* Aim
Give the number of lines containing the word "frac" and nothing more.

* Stored items
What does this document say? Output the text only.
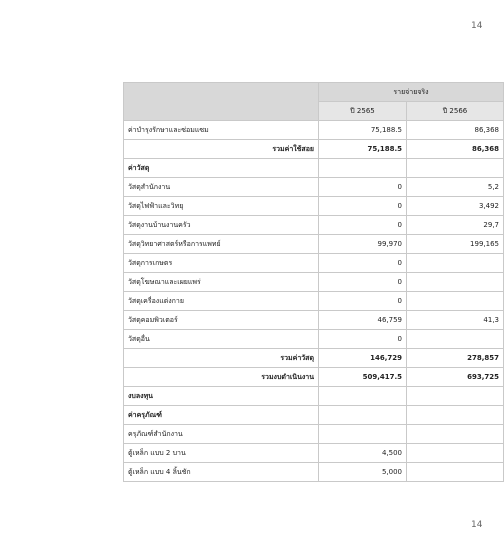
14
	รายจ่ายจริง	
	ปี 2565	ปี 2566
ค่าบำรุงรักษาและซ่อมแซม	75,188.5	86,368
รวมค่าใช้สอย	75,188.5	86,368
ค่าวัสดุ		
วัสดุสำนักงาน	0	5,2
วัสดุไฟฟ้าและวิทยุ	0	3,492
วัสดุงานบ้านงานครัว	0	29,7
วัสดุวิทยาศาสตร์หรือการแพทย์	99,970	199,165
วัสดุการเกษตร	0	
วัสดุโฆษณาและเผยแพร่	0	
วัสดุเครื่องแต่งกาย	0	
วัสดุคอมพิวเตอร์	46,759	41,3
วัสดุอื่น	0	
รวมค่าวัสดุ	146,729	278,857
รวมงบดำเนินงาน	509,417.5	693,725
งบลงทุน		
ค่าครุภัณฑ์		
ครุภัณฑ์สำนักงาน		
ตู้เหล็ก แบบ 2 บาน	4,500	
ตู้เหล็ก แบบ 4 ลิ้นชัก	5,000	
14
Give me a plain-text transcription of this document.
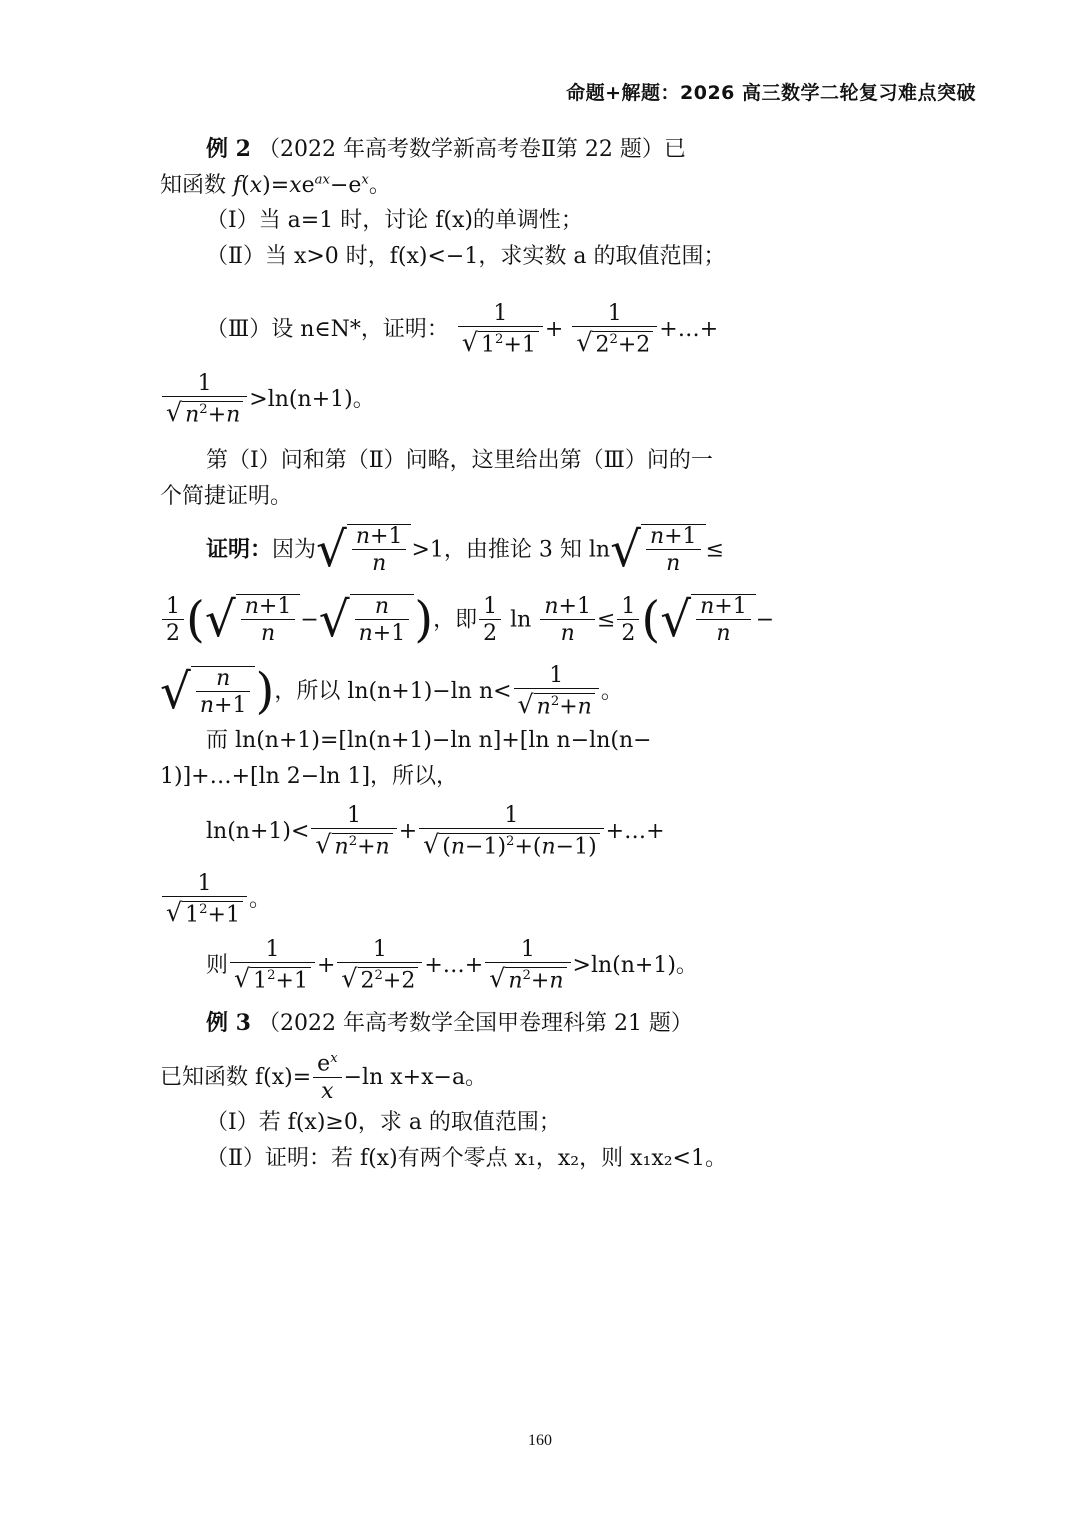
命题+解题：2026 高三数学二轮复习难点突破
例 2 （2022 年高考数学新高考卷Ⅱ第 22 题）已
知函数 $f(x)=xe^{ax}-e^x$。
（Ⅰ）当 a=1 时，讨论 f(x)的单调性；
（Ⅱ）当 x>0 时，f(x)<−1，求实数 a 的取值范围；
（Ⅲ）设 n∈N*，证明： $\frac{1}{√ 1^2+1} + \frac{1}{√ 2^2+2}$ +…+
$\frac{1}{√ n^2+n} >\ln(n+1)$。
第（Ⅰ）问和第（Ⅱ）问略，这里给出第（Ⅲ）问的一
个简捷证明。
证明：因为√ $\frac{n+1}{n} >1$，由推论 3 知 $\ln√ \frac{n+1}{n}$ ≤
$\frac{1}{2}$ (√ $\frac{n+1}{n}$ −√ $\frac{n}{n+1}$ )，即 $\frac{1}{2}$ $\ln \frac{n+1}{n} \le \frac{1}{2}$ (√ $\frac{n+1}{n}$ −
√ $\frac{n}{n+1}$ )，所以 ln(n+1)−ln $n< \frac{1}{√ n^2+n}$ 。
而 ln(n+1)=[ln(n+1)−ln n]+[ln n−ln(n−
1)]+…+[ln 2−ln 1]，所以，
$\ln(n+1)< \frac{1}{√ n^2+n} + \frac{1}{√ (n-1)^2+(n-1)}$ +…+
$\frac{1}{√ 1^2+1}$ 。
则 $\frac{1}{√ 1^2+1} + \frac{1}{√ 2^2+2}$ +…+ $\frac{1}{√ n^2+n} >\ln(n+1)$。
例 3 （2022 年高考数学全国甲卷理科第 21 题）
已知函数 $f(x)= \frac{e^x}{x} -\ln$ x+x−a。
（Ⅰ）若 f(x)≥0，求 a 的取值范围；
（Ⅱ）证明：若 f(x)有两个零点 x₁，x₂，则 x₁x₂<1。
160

---

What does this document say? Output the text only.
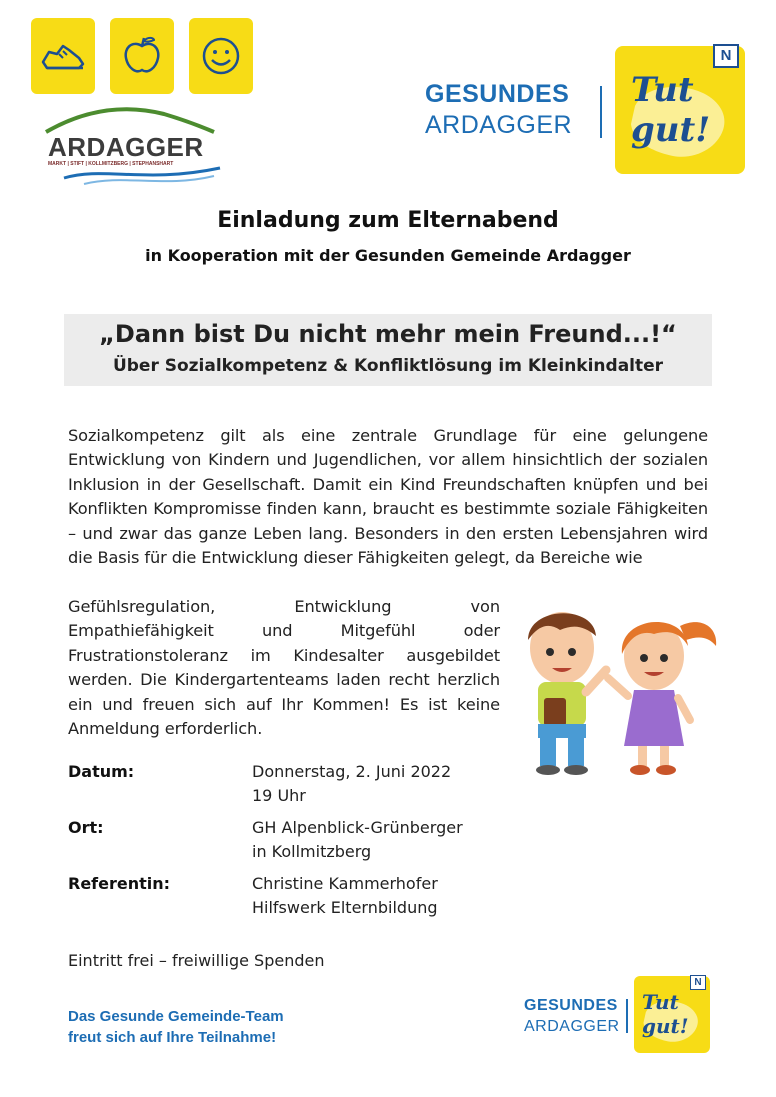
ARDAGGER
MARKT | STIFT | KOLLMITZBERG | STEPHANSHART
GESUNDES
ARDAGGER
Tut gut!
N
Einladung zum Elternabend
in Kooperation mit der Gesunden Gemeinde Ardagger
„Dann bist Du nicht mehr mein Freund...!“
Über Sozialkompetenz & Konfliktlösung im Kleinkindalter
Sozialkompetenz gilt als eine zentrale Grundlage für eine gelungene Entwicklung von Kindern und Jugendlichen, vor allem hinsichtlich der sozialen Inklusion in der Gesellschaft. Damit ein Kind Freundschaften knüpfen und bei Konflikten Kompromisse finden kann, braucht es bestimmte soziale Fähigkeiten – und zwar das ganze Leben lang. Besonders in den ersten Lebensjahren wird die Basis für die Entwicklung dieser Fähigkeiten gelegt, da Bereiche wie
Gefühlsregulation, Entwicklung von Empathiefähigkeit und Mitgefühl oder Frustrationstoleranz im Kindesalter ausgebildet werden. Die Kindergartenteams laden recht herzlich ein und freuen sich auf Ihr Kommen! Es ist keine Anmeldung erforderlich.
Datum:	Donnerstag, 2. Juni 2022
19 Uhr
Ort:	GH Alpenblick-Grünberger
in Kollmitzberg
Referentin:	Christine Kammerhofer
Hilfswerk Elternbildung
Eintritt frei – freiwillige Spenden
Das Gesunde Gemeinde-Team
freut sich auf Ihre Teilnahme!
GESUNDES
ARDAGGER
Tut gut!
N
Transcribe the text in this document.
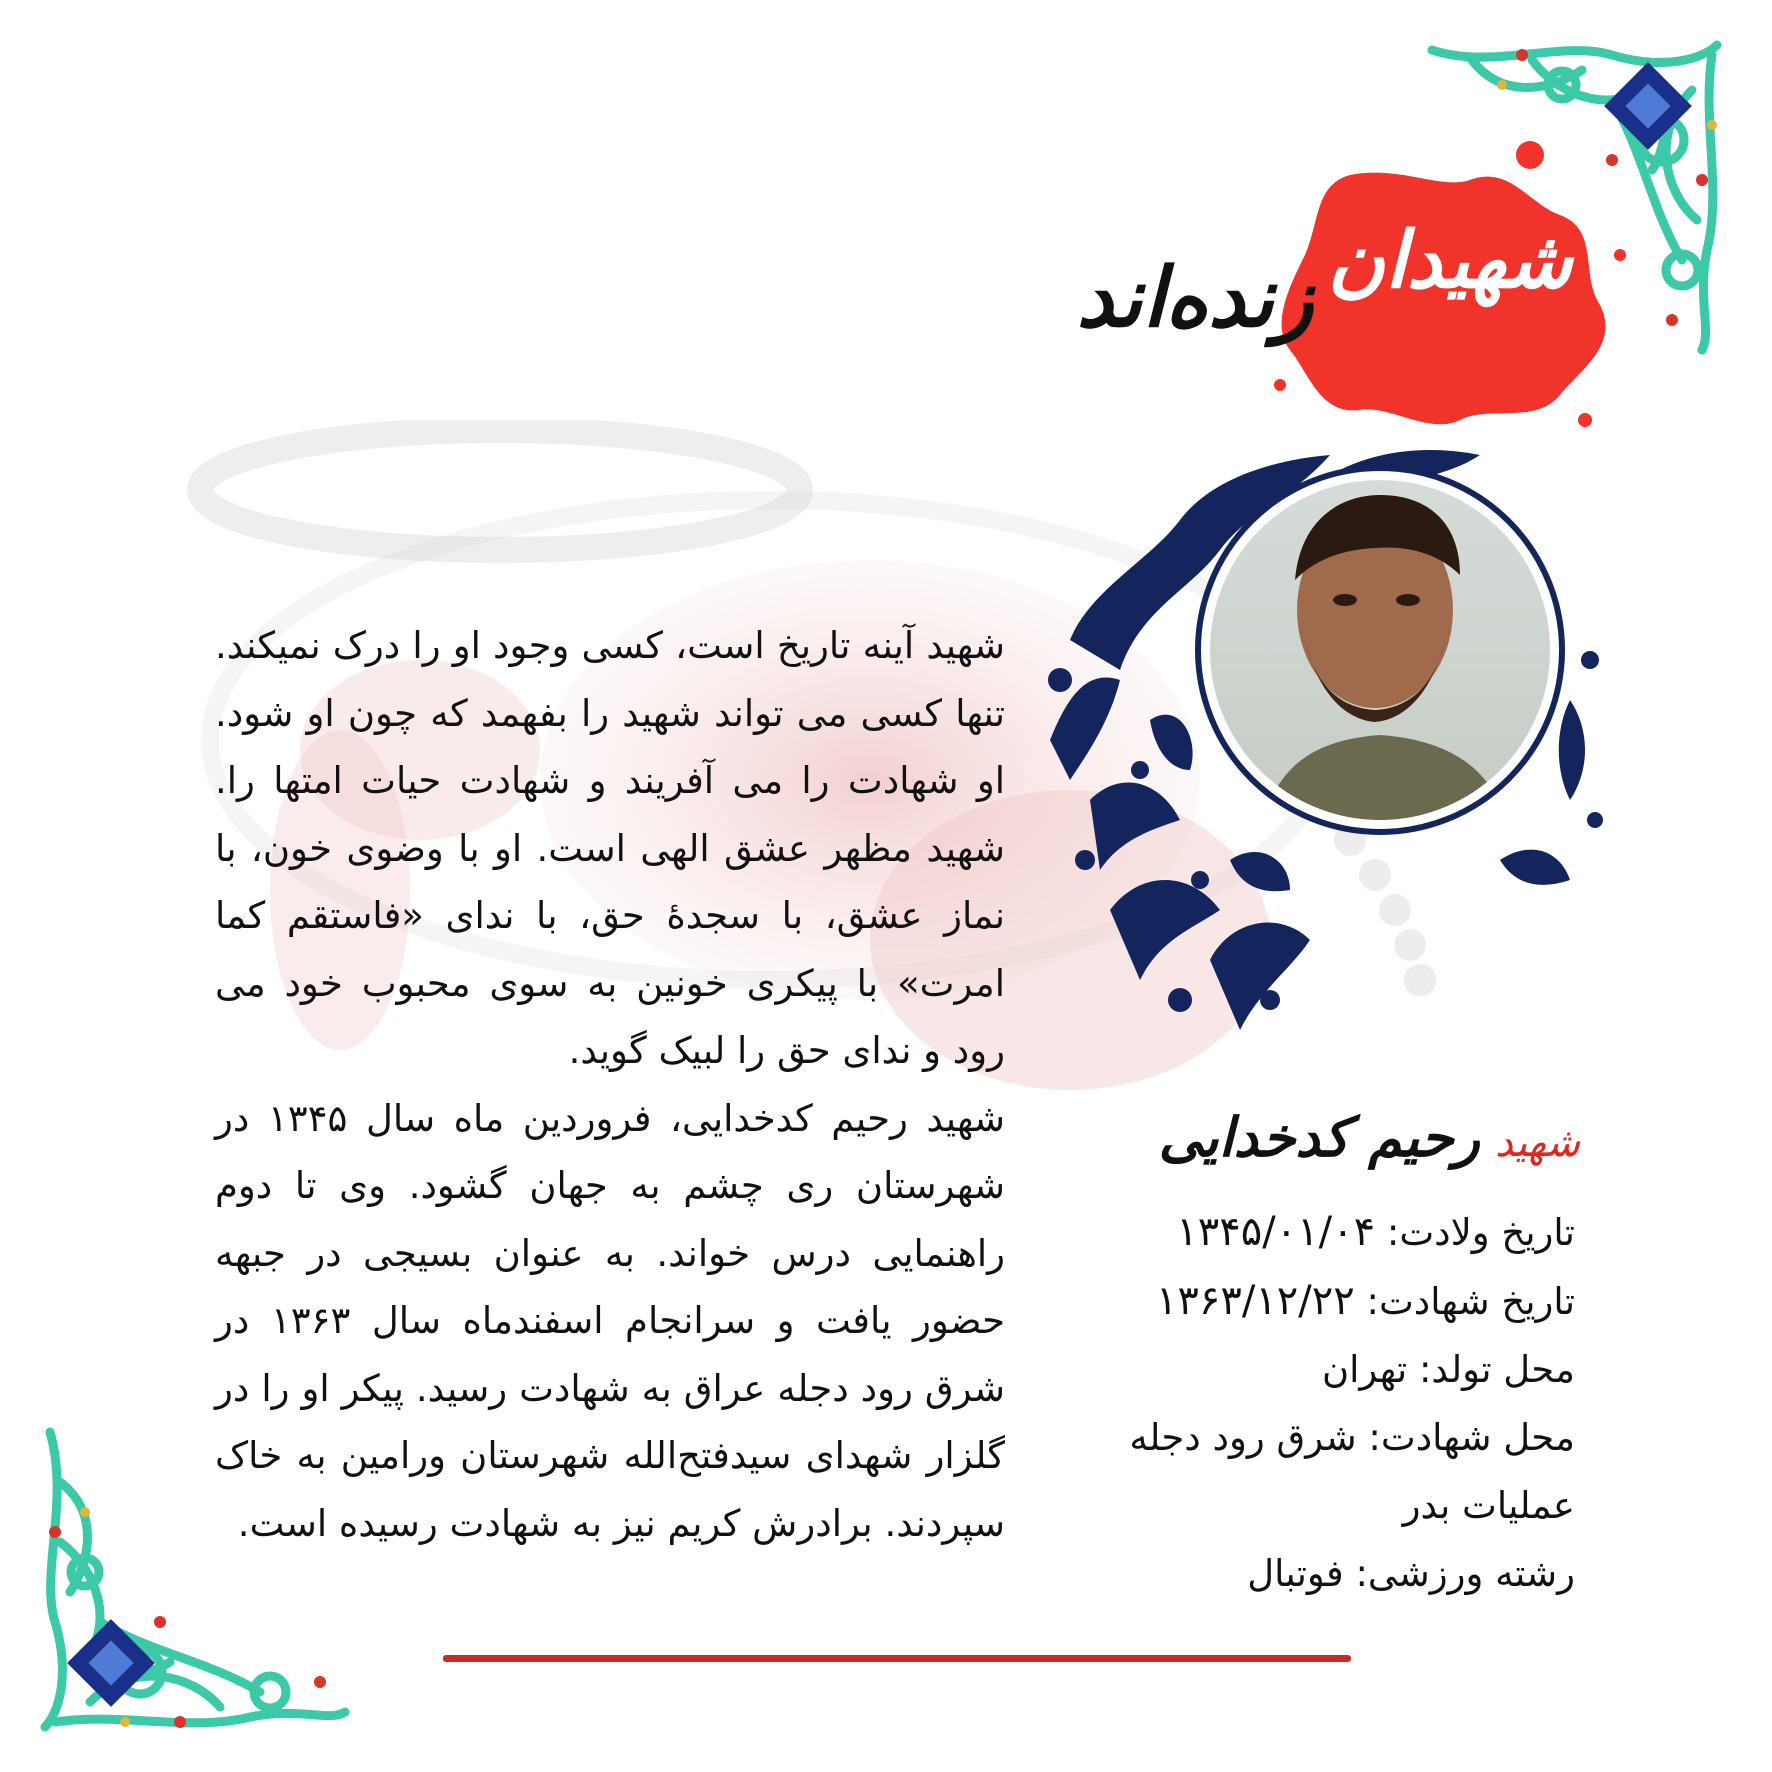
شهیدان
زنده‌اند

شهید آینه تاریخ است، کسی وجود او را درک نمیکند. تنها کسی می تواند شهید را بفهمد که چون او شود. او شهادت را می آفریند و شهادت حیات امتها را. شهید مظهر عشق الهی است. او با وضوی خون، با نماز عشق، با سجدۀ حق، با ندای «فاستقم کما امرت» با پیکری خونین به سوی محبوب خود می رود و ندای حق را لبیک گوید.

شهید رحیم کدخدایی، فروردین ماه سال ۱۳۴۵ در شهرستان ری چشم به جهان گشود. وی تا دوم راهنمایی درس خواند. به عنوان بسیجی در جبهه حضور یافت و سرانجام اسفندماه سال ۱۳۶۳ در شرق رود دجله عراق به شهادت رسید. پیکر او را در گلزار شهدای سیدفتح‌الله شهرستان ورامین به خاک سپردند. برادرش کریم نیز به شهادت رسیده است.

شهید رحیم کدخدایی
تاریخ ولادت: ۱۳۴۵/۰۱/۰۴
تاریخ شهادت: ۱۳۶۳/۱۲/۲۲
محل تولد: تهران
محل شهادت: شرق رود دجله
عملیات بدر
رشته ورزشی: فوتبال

* * *

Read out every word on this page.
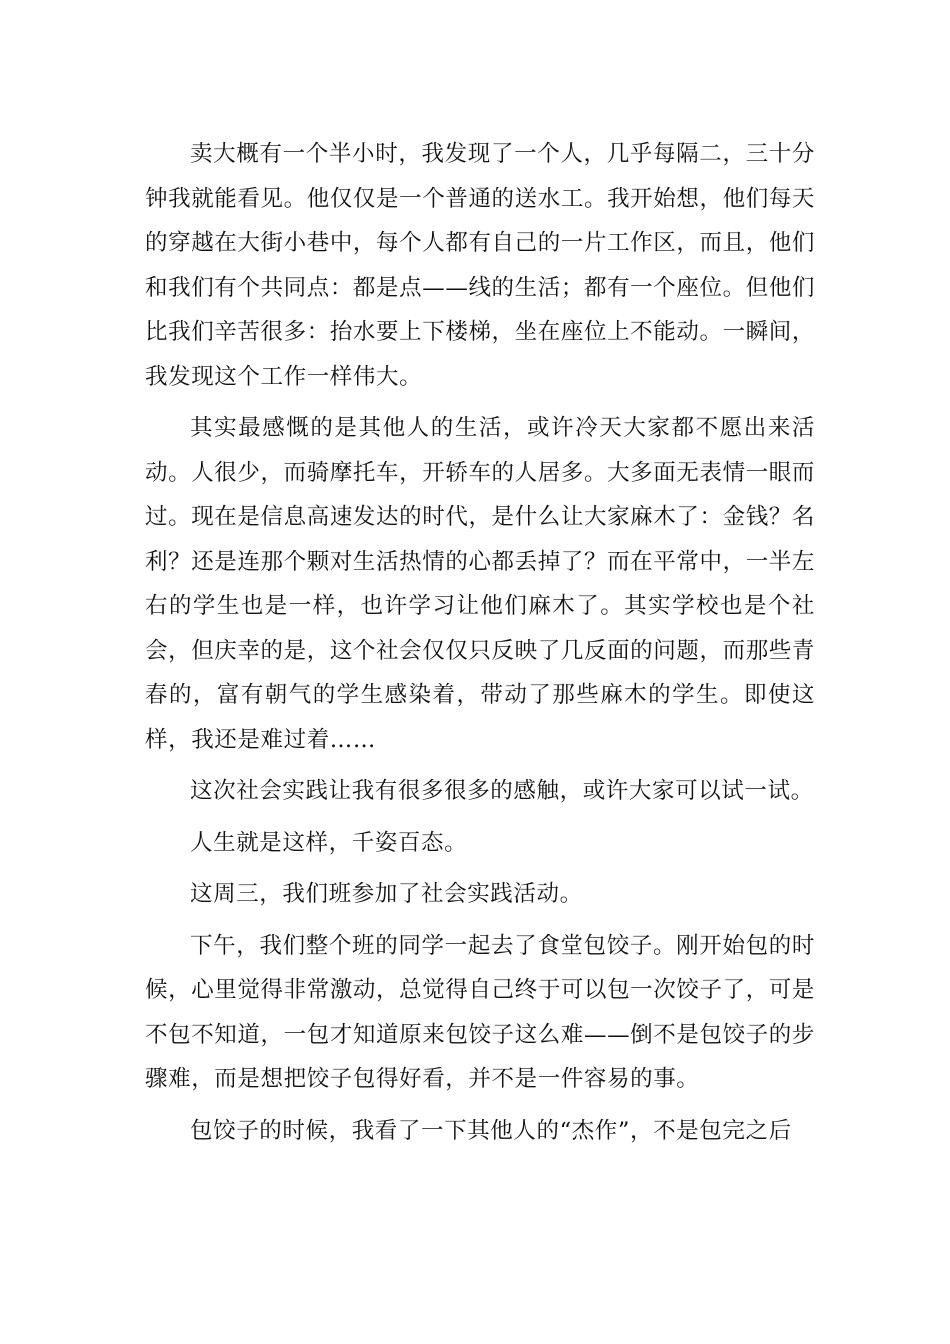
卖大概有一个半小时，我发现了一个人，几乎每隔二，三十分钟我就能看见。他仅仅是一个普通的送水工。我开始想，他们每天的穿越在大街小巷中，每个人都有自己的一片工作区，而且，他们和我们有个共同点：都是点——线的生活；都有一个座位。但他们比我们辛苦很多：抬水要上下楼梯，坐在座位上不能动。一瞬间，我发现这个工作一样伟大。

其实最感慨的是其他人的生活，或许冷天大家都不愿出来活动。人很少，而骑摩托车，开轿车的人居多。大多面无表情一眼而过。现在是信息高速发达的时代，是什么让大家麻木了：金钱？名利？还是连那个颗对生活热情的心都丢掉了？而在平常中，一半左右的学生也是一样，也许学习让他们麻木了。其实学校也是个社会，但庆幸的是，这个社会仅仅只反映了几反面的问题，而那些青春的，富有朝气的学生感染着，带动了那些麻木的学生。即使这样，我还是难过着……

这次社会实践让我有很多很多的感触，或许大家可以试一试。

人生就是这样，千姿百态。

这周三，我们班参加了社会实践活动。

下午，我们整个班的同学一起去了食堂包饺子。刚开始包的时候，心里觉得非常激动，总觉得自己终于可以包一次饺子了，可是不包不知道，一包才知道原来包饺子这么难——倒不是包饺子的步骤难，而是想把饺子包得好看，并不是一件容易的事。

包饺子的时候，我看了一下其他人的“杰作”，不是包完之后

* In response
9